Records for processing:
▽

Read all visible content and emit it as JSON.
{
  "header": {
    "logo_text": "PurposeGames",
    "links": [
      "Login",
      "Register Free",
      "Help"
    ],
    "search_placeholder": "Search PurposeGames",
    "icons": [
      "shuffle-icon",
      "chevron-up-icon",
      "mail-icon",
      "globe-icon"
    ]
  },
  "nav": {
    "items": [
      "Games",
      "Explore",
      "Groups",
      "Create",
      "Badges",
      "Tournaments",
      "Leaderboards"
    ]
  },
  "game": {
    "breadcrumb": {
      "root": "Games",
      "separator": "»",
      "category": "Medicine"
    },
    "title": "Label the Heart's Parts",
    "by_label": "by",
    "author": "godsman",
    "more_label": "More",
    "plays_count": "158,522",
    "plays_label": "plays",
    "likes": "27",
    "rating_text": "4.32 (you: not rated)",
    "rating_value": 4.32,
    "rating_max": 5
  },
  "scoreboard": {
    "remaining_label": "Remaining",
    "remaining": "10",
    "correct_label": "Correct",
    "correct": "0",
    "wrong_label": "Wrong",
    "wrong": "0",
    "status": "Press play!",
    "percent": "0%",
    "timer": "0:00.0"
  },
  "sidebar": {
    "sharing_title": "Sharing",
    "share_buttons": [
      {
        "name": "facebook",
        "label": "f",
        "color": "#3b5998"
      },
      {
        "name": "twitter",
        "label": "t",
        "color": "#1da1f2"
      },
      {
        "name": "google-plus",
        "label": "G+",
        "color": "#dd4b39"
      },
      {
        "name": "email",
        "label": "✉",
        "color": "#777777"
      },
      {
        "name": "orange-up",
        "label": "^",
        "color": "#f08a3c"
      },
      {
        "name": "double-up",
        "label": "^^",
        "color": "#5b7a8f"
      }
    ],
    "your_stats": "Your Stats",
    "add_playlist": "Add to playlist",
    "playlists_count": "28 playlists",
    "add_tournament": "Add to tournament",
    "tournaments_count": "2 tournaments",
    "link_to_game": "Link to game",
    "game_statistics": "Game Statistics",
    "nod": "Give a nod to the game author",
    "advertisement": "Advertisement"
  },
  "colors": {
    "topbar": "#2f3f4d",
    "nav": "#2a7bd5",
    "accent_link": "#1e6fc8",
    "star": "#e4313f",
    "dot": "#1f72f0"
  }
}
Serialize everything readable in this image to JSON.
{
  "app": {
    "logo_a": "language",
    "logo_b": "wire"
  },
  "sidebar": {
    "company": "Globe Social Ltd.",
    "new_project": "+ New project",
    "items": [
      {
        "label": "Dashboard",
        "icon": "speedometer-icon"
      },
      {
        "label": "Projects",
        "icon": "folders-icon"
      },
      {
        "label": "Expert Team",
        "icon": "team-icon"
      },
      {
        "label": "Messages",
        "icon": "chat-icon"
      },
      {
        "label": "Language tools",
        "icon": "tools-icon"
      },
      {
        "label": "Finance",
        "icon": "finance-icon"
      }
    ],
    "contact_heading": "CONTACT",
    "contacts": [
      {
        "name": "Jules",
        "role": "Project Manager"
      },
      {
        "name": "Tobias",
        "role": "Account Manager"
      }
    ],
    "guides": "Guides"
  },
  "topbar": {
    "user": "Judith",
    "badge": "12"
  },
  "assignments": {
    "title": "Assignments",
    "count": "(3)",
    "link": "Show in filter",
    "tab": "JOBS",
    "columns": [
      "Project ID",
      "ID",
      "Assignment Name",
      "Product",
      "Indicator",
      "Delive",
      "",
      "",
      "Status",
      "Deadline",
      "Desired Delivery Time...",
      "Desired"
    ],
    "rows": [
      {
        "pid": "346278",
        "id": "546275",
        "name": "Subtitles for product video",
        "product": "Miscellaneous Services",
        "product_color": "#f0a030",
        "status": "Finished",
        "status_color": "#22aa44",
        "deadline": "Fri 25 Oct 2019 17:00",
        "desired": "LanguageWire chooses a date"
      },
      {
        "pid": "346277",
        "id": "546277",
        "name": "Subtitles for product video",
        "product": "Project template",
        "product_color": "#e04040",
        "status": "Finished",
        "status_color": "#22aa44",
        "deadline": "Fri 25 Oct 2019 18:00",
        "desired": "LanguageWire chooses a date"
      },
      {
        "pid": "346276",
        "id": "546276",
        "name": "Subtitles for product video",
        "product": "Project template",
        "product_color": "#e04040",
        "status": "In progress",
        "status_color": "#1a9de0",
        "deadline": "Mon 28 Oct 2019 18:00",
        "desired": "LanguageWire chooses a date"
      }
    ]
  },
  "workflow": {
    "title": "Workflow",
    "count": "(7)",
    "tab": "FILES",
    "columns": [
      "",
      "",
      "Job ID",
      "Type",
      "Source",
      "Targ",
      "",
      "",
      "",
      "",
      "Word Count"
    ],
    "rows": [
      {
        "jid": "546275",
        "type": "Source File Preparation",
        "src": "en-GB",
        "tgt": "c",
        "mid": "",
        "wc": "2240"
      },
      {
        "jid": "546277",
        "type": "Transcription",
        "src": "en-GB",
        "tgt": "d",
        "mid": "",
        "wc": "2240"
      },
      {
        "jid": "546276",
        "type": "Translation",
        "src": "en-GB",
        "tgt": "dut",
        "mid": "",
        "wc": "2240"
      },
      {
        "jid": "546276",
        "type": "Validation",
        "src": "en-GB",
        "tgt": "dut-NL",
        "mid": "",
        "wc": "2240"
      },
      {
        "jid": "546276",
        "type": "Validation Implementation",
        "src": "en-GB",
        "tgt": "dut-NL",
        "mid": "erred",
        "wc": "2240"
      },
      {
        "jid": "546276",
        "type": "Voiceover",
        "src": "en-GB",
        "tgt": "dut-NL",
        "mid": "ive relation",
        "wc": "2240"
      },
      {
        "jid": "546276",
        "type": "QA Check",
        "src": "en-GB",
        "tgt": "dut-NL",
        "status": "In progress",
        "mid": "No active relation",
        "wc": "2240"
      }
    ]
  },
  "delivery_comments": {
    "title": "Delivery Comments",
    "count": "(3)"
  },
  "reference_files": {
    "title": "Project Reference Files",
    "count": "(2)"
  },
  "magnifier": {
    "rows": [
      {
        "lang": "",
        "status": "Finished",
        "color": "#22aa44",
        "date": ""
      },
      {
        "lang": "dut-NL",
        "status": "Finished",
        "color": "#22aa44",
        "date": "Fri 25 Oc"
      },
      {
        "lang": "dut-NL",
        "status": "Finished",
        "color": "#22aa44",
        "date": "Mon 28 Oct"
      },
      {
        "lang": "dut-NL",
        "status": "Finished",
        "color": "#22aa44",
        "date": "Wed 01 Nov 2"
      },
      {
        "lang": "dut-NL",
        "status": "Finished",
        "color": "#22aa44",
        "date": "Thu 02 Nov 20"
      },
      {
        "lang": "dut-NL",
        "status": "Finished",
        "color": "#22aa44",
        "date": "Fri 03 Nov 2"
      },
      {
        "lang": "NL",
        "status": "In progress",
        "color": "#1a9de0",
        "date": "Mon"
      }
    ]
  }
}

△

Problem statement:
Faithfully copy every entry, leaving nothing out.

Right answer:
Read all visible content and emit it as JSON.
{
  "header": {
    "logo_text": "PurposeGames",
    "links": [
      "Login",
      "Register Free",
      "Help"
    ],
    "search_placeholder": "Search PurposeGames",
    "icons": [
      "shuffle-icon",
      "chevron-up-icon",
      "mail-icon",
      "globe-icon"
    ]
  },
  "nav": {
    "items": [
      "Games",
      "Explore",
      "Groups",
      "Create",
      "Badges",
      "Tournaments",
      "Leaderboards"
    ]
  },
  "game": {
    "breadcrumb": {
      "root": "Games",
      "separator": "»",
      "category": "Medicine"
    },
    "title": "Label the Heart's Parts",
    "by_label": "by",
    "author": "godsman",
    "more_label": "More",
    "plays_count": "158,522",
    "plays_label": "plays",
    "likes": "27",
    "rating_text": "4.32 (you: not rated)",
    "rating_value": 4.32,
    "rating_max": 5
  },
  "scoreboard": {
    "remaining_label": "Remaining",
    "remaining": "10",
    "correct_label": "Correct",
    "correct": "0",
    "wrong_label": "Wrong",
    "wrong": "0",
    "status": "Press play!",
    "percent": "0%",
    "timer": "0:00.0"
  },
  "sidebar": {
    "sharing_title": "Sharing",
    "share_buttons": [
      {
        "name": "facebook",
        "label": "f",
        "color": "#3b5998"
      },
      {
        "name": "twitter",
        "label": "t",
        "color": "#1da1f2"
      },
      {
        "name": "google-plus",
        "label": "G+",
        "color": "#dd4b39"
      },
      {
        "name": "email",
        "label": "✉",
        "color": "#777777"
      },
      {
        "name": "orange-up",
        "label": "^",
        "color": "#f08a3c"
      },
      {
        "name": "double-up",
        "label": "^^",
        "color": "#5b7a8f"
      }
    ],
    "your_stats": "Your Stats",
    "add_playlist": "Add to playlist",
    "playlists_count": "28 playlists",
    "add_tournament": "Add to tournament",
    "tournaments_count": "2 tournaments",
    "link_to_game": "Link to game",
    "game_statistics": "Game Statistics",
    "nod": "Give a nod to the game author",
    "advertisement": "Advertisement"
  },
  "colors": {
    "topbar": "#2f3f4d",
    "nav": "#2a7bd5",
    "accent_link": "#1e6fc8",
    "star": "#e4313f",
    "dot": "#1f72f0"
  }
}
Serialize everything readable in this image to JSON.
{
  "app": {
    "logo_a": "language",
    "logo_b": "wire"
  },
  "sidebar": {
    "company": "Globe Social Ltd.",
    "new_project": "+ New project",
    "items": [
      {
        "label": "Dashboard",
        "icon": "speedometer-icon"
      },
      {
        "label": "Projects",
        "icon": "folders-icon"
      },
      {
        "label": "Expert Team",
        "icon": "team-icon"
      },
      {
        "label": "Messages",
        "icon": "chat-icon"
      },
      {
        "label": "Language tools",
        "icon": "tools-icon"
      },
      {
        "label": "Finance",
        "icon": "finance-icon"
      }
    ],
    "contact_heading": "CONTACT",
    "contacts": [
      {
        "name": "Jules",
        "role": "Project Manager"
      },
      {
        "name": "Tobias",
        "role": "Account Manager"
      }
    ],
    "guides": "Guides"
  },
  "topbar": {
    "user": "Judith",
    "badge": "12"
  },
  "assignments": {
    "title": "Assignments",
    "count": "(3)",
    "link": "Show in filter",
    "tab": "JOBS",
    "columns": [
      "Project ID",
      "ID",
      "Assignment Name",
      "Product",
      "Indicator",
      "Delive",
      "",
      "",
      "Status",
      "Deadline",
      "Desired Delivery Time...",
      "Desired"
    ],
    "rows": [
      {
        "pid": "346278",
        "id": "546275",
        "name": "Subtitles for product video",
        "product": "Miscellaneous Services",
        "product_color": "#f0a030",
        "status": "Finished",
        "status_color": "#22aa44",
        "deadline": "Fri 25 Oct 2019 17:00",
        "desired": "LanguageWire chooses a date"
      },
      {
        "pid": "346277",
        "id": "546277",
        "name": "Subtitles for product video",
        "product": "Project template",
        "product_color": "#e04040",
        "status": "Finished",
        "status_color": "#22aa44",
        "deadline": "Fri 25 Oct 2019 18:00",
        "desired": "LanguageWire chooses a date"
      },
      {
        "pid": "346276",
        "id": "546276",
        "name": "Subtitles for product video",
        "product": "Project template",
        "product_color": "#e04040",
        "status": "In progress",
        "status_color": "#1a9de0",
        "deadline": "Mon 28 Oct 2019 18:00",
        "desired": "LanguageWire chooses a date"
      }
    ]
  },
  "workflow": {
    "title": "Workflow",
    "count": "(7)",
    "tab": "FILES",
    "columns": [
      "",
      "",
      "Job ID",
      "Type",
      "Source",
      "Targ",
      "",
      "",
      "",
      "",
      "Word Count"
    ],
    "rows": [
      {
        "jid": "546275",
        "type": "Source File Preparation",
        "src": "en-GB",
        "tgt": "c",
        "mid": "",
        "wc": "2240"
      },
      {
        "jid": "546277",
        "type": "Transcription",
        "src": "en-GB",
        "tgt": "d",
        "mid": "",
        "wc": "2240"
      },
      {
        "jid": "546276",
        "type": "Translation",
        "src": "en-GB",
        "tgt": "dut",
        "mid": "",
        "wc": "2240"
      },
      {
        "jid": "546276",
        "type": "Validation",
        "src": "en-GB",
        "tgt": "dut-NL",
        "mid": "",
        "wc": "2240"
      },
      {
        "jid": "546276",
        "type": "Validation Implementation",
        "src": "en-GB",
        "tgt": "dut-NL",
        "mid": "erred",
        "wc": "2240"
      },
      {
        "jid": "546276",
        "type": "Voiceover",
        "src": "en-GB",
        "tgt": "dut-NL",
        "mid": "ive relation",
        "wc": "2240"
      },
      {
        "jid": "546276",
        "type": "QA Check",
        "src": "en-GB",
        "tgt": "dut-NL",
        "status": "In progress",
        "mid": "No active relation",
        "wc": "2240"
      }
    ]
  },
  "delivery_comments": {
    "title": "Delivery Comments",
    "count": "(3)"
  },
  "reference_files": {
    "title": "Project Reference Files",
    "count": "(2)"
  },
  "magnifier": {
    "rows": [
      {
        "lang": "",
        "status": "Finished",
        "color": "#22aa44",
        "date": ""
      },
      {
        "lang": "dut-NL",
        "status": "Finished",
        "color": "#22aa44",
        "date": "Fri 25 Oc"
      },
      {
        "lang": "dut-NL",
        "status": "Finished",
        "color": "#22aa44",
        "date": "Mon 28 Oct"
      },
      {
        "lang": "dut-NL",
        "status": "Finished",
        "color": "#22aa44",
        "date": "Wed 01 Nov 2"
      },
      {
        "lang": "dut-NL",
        "status": "Finished",
        "color": "#22aa44",
        "date": "Thu 02 Nov 20"
      },
      {
        "lang": "dut-NL",
        "status": "Finished",
        "color": "#22aa44",
        "date": "Fri 03 Nov 2"
      },
      {
        "lang": "NL",
        "status": "In progress",
        "color": "#1a9de0",
        "date": "Mon"
      }
    ]
  }
}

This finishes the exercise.